→ **SET TASK**
Extract every line below that contains the word "limoti".

→ **RECORDS PROVIDED**
****************************************
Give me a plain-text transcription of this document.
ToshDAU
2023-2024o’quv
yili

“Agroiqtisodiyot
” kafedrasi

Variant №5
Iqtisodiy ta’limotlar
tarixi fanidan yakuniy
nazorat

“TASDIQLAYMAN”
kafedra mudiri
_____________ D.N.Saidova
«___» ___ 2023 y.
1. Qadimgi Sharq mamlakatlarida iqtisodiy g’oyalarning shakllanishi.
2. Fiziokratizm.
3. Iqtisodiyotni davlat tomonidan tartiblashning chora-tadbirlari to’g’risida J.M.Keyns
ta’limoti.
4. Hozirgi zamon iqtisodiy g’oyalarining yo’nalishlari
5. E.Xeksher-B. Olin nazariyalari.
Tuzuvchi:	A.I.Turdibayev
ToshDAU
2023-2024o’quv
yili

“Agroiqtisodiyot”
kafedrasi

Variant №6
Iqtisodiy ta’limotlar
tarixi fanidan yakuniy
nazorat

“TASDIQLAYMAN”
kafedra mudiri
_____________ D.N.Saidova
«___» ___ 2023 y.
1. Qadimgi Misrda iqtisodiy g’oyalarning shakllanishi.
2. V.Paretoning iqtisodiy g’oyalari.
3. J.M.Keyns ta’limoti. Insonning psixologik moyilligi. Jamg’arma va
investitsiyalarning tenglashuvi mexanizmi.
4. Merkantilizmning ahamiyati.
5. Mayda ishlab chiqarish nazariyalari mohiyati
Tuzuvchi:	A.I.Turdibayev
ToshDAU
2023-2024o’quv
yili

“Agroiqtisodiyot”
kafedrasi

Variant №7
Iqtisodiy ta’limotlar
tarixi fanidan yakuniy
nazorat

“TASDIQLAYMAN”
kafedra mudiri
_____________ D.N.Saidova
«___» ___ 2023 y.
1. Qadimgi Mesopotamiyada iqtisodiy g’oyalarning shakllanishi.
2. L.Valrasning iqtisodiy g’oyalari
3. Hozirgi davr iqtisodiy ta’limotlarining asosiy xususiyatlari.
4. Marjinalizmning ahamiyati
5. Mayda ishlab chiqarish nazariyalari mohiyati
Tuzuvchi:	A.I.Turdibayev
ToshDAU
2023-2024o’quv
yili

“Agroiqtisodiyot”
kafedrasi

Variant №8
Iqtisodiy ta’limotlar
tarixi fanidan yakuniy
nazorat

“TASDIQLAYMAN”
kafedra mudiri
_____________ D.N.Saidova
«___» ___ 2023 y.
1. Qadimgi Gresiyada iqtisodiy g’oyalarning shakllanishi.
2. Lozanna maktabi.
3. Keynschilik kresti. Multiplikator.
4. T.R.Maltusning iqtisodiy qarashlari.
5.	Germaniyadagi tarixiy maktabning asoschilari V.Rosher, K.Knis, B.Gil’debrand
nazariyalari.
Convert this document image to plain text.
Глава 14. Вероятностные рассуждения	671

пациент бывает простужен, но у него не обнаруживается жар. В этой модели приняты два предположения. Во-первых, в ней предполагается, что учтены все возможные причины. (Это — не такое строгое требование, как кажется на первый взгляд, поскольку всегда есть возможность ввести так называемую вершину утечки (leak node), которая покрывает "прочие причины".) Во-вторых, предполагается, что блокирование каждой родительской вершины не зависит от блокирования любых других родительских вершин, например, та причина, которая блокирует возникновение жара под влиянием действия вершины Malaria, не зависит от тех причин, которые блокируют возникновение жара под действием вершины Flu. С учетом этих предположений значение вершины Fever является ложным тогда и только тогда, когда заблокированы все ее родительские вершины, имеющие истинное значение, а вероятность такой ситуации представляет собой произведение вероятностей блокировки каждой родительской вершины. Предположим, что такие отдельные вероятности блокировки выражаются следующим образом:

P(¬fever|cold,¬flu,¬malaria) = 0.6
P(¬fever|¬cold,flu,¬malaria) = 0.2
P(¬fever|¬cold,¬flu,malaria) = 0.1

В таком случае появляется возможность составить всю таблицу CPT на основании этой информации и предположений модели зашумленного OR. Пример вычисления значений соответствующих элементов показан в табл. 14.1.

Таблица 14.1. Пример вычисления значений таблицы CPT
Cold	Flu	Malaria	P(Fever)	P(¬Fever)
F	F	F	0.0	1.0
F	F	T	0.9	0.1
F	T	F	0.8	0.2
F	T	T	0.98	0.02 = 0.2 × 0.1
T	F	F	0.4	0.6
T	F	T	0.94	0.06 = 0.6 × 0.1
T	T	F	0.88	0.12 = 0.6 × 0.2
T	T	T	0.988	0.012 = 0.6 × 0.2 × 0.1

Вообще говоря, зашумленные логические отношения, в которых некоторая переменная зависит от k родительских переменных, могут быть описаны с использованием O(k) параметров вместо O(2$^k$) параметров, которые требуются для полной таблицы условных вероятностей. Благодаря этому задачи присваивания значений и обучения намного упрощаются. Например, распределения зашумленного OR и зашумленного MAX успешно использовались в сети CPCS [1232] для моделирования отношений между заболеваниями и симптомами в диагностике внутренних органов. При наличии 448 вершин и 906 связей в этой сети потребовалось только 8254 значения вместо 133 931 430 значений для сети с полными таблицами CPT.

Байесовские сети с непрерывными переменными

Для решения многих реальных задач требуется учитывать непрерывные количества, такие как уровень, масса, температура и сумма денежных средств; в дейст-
****************************************
→ **SOLUTION TO THIS EXERCISE**
ta’limoti.
3. J.M.Keyns ta’limoti. Insonning psixologik moyilligi. Jamg’arma va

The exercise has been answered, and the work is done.